### REQUIREMENT
From the entries below, copy every line that holds the word "color".

### DATA RECORDS
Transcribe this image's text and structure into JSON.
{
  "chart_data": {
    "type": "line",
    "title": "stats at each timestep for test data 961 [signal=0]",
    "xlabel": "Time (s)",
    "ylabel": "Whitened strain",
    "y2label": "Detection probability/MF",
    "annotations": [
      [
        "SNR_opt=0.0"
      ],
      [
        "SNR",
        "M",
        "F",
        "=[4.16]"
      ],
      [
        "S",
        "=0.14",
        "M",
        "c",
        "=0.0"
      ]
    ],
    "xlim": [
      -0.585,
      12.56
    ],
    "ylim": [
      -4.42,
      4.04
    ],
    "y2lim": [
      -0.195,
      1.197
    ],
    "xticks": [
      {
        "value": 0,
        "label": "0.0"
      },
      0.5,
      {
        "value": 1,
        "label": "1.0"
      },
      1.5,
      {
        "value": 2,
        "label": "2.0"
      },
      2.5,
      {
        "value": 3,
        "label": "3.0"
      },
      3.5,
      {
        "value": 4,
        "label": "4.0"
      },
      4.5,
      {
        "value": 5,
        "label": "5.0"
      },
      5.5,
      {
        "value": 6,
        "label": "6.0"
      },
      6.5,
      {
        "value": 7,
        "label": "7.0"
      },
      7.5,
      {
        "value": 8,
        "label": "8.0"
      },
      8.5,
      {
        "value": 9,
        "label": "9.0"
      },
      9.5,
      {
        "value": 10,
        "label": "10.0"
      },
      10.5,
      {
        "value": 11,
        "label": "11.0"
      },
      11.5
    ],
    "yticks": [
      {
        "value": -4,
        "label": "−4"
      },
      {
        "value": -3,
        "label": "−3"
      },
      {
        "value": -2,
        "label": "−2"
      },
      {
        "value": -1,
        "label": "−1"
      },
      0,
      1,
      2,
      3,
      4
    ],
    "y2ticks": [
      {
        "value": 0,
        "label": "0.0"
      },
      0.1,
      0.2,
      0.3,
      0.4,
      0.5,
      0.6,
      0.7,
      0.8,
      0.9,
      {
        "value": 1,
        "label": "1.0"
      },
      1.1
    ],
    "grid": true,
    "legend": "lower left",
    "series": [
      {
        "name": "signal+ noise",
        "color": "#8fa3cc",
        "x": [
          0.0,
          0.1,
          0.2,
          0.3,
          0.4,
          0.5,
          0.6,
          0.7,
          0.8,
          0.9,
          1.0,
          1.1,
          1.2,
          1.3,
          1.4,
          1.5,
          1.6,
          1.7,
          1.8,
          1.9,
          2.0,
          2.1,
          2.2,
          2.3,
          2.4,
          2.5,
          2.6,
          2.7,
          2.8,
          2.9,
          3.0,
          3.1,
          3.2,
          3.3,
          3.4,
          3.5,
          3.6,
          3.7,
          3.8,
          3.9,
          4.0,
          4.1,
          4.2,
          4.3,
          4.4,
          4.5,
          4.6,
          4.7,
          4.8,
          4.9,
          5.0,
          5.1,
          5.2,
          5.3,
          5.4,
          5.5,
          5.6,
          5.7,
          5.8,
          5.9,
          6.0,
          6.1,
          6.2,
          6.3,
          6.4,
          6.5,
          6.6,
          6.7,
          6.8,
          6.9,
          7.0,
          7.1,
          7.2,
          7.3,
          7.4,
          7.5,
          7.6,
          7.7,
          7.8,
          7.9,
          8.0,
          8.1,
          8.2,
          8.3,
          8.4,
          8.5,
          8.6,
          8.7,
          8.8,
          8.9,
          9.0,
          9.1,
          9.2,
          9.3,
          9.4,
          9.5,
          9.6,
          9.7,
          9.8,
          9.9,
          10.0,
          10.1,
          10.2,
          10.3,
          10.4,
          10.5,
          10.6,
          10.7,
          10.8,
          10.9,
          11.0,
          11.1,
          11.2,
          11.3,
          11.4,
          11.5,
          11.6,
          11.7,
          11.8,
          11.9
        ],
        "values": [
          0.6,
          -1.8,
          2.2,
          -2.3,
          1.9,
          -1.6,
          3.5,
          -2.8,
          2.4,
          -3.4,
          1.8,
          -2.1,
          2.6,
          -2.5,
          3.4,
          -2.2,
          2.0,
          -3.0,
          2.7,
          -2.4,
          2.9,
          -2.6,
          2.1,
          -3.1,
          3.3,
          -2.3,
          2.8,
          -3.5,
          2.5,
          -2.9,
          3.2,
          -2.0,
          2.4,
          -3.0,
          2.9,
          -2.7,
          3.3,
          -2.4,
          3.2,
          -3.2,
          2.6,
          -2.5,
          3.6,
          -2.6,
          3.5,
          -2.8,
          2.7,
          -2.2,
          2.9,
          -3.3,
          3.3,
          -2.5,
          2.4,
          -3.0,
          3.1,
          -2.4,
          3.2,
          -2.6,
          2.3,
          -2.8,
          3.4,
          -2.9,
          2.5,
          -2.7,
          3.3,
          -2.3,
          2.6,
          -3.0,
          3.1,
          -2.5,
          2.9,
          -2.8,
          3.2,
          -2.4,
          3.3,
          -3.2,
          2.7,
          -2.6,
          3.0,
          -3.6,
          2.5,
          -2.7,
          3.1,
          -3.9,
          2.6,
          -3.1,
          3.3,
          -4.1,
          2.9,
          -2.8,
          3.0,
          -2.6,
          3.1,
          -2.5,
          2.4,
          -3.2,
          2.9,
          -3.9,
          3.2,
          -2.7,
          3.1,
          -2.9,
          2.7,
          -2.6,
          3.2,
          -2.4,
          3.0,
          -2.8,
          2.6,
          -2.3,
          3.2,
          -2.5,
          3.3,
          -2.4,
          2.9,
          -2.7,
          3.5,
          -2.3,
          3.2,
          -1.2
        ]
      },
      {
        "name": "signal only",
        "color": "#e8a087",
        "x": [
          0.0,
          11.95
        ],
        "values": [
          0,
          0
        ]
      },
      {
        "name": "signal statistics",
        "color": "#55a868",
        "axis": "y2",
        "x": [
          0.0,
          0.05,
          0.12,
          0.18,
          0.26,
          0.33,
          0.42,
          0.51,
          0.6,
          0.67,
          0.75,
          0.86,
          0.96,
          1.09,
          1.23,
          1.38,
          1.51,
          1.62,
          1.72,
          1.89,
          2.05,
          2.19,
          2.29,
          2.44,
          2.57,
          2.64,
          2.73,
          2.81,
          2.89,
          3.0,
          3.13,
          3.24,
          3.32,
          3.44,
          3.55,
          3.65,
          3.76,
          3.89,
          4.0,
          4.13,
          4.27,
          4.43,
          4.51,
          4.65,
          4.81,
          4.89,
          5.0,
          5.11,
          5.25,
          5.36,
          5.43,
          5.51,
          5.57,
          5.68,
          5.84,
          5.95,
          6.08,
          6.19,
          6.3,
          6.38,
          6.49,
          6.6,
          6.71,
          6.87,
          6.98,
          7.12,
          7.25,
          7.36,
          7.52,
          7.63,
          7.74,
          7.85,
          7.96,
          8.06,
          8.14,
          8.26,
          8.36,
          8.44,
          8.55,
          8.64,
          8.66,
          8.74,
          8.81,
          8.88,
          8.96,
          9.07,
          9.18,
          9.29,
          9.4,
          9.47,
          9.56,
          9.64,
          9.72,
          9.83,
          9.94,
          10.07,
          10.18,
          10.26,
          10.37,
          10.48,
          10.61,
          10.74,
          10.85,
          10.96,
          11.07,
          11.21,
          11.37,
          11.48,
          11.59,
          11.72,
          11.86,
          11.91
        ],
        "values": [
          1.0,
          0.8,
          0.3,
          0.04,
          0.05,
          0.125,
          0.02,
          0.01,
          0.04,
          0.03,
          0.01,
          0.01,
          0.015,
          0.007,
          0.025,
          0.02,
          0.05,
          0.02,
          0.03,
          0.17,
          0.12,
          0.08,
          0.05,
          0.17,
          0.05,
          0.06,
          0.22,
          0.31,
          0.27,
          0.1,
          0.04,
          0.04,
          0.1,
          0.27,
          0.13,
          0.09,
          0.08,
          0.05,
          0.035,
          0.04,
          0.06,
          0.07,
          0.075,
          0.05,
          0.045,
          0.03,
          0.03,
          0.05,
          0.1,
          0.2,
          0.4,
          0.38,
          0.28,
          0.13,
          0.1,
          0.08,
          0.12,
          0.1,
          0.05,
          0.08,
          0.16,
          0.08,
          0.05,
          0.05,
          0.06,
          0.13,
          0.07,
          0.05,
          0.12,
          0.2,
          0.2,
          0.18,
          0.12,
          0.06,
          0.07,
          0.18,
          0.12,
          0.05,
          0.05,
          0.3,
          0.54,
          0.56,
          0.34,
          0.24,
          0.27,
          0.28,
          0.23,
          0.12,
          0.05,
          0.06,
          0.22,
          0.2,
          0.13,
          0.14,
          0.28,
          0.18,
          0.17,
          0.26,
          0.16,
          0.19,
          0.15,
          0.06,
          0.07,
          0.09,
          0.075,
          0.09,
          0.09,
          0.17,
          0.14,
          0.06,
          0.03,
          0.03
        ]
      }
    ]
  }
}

### PROBLEM SOLUTION
        "color": "#8fa3cc",
        "color": "#e8a087",
        "color": "#55a868",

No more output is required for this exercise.